» **Written request**
The records below must be duplicated exactly, character for character.

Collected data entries
---*---

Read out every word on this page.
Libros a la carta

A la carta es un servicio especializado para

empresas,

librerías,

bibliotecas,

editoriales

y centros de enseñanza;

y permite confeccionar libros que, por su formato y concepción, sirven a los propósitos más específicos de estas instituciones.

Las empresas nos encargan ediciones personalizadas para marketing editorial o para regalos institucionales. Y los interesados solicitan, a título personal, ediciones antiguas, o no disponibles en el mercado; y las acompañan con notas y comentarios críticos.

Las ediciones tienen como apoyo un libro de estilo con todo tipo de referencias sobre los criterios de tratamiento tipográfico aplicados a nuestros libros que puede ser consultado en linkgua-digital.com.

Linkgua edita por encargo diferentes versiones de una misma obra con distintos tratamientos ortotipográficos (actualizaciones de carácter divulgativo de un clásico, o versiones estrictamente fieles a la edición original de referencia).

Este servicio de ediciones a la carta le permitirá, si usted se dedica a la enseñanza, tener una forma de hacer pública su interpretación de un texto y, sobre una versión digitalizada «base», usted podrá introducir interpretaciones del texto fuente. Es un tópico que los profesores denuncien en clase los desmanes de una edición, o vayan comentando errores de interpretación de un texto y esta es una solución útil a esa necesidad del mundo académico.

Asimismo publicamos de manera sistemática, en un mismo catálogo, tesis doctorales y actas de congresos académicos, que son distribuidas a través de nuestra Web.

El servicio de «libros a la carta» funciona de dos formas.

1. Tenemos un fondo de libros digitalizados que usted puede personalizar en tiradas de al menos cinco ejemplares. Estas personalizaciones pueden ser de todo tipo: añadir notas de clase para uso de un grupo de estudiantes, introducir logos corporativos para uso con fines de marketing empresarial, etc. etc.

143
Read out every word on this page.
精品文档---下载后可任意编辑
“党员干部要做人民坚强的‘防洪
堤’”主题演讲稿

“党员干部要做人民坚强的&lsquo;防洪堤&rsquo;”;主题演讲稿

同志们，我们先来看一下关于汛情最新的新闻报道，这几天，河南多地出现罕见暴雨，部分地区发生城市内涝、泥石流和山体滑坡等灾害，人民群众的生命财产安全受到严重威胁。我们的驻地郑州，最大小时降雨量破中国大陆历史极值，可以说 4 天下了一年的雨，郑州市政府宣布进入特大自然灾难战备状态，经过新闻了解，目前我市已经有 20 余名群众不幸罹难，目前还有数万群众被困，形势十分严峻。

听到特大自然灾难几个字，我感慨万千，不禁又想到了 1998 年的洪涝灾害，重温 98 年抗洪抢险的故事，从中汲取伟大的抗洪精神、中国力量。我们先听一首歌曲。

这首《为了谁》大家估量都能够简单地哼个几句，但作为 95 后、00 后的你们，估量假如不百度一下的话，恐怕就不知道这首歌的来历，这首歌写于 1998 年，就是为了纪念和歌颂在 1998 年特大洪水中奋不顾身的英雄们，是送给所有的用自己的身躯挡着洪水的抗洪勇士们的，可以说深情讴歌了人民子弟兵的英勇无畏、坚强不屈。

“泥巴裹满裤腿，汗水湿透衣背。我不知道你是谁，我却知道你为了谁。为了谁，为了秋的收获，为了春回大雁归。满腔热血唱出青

---*---

» **Task result**
Read out every word on this page.
Libros a la carta

A la carta es un servicio especializado para

empresas,

librerías,

bibliotecas,

editoriales

y centros de enseñanza;

y permite confeccionar libros que, por su formato y concepción, sirven a los propósitos más específicos de estas instituciones.

Las empresas nos encargan ediciones personalizadas para marketing editorial o para regalos institucionales. Y los interesados solicitan, a título personal, ediciones antiguas, o no disponibles en el mercado; y las acompañan con notas y comentarios críticos.

Las ediciones tienen como apoyo un libro de estilo con todo tipo de referencias sobre los criterios de tratamiento tipográfico aplicados a nuestros libros que puede ser consultado en linkgua-digital.com.

Linkgua edita por encargo diferentes versiones de una misma obra con distintos tratamientos ortotipográficos (actualizaciones de carácter divulgativo de un clásico, o versiones estrictamente fieles a la edición original de referencia).

Este servicio de ediciones a la carta le permitirá, si usted se dedica a la enseñanza, tener una forma de hacer pública su interpretación de un texto y, sobre una versión digitalizada «base», usted podrá introducir interpretaciones del texto fuente. Es un tópico que los profesores denuncien en clase los desmanes de una edición, o vayan comentando errores de interpretación de un texto y esta es una solución útil a esa necesidad del mundo académico.

Asimismo publicamos de manera sistemática, en un mismo catálogo, tesis doctorales y actas de congresos académicos, que son distribuidas a través de nuestra Web.

El servicio de «libros a la carta» funciona de dos formas.

1. Tenemos un fondo de libros digitalizados que usted puede personalizar en tiradas de al menos cinco ejemplares. Estas personalizaciones pueden ser de todo tipo: añadir notas de clase para uso de un grupo de estudiantes, introducir logos corporativos para uso con fines de marketing empresarial, etc. etc.

143
Read out every word on this page.
精品文档---下载后可任意编辑
“党员干部要做人民坚强的‘防洪
堤’”主题演讲稿

“党员干部要做人民坚强的&lsquo;防洪堤&rsquo;”;主题演讲稿

同志们，我们先来看一下关于汛情最新的新闻报道，这几天，河南多地出现罕见暴雨，部分地区发生城市内涝、泥石流和山体滑坡等灾害，人民群众的生命财产安全受到严重威胁。我们的驻地郑州，最大小时降雨量破中国大陆历史极值，可以说 4 天下了一年的雨，郑州市政府宣布进入特大自然灾难战备状态，经过新闻了解，目前我市已经有 20 余名群众不幸罹难，目前还有数万群众被困，形势十分严峻。

听到特大自然灾难几个字，我感慨万千，不禁又想到了 1998 年的洪涝灾害，重温 98 年抗洪抢险的故事，从中汲取伟大的抗洪精神、中国力量。我们先听一首歌曲。

这首《为了谁》大家估量都能够简单地哼个几句，但作为 95 后、00 后的你们，估量假如不百度一下的话，恐怕就不知道这首歌的来历，这首歌写于 1998 年，就是为了纪念和歌颂在 1998 年特大洪水中奋不顾身的英雄们，是送给所有的用自己的身躯挡着洪水的抗洪勇士们的，可以说深情讴歌了人民子弟兵的英勇无畏、坚强不屈。

“泥巴裹满裤腿，汗水湿透衣背。我不知道你是谁，我却知道你为了谁。为了谁，为了秋的收获，为了春回大雁归。满腔热血唱出青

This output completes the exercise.